Stored data entries:

######

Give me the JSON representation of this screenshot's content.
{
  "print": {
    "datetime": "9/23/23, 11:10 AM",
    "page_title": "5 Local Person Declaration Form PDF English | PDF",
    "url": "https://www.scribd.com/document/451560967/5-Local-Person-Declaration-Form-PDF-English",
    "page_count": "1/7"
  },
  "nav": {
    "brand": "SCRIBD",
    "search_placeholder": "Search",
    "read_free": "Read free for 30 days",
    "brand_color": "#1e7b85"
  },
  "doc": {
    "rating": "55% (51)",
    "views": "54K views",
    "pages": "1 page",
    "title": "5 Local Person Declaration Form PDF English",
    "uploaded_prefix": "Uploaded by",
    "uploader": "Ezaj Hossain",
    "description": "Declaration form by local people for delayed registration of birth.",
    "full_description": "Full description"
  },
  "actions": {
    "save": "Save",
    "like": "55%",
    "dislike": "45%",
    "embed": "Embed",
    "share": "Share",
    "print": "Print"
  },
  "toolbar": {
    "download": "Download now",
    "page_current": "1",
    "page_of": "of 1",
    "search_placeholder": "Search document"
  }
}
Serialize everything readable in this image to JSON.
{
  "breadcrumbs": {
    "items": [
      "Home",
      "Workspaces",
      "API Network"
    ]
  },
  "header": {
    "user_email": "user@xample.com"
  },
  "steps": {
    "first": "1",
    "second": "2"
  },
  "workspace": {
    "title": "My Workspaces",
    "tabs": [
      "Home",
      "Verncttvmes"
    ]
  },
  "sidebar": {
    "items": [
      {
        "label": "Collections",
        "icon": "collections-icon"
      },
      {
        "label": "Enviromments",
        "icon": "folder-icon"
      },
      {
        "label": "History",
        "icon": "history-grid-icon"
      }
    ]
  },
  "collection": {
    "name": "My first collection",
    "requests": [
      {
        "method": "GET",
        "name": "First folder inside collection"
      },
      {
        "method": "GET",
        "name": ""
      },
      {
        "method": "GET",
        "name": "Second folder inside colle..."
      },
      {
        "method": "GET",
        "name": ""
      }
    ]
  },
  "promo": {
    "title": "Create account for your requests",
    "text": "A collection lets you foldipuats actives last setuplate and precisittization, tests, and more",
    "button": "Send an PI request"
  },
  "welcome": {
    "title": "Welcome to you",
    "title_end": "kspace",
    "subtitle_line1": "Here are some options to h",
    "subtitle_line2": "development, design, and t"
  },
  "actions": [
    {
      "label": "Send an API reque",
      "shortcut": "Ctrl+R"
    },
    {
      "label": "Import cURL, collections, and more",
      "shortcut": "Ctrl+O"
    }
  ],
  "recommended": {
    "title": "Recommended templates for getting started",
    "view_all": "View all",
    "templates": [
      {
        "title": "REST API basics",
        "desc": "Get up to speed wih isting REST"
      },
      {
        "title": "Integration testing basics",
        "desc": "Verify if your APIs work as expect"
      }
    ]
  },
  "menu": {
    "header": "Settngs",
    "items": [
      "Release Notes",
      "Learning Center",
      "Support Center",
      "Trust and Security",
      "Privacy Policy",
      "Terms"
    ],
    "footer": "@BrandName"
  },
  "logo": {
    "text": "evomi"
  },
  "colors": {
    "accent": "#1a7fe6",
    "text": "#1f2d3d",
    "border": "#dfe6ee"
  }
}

######

§ Short task
Wherever the word "label" occurs in a line of the listing, copy that line.

§ Task output
        "label": "Collections",
        "label": "Enviromments",
        "label": "History",
      "label": "Send an API reque",
      "label": "Import cURL, collections, and more",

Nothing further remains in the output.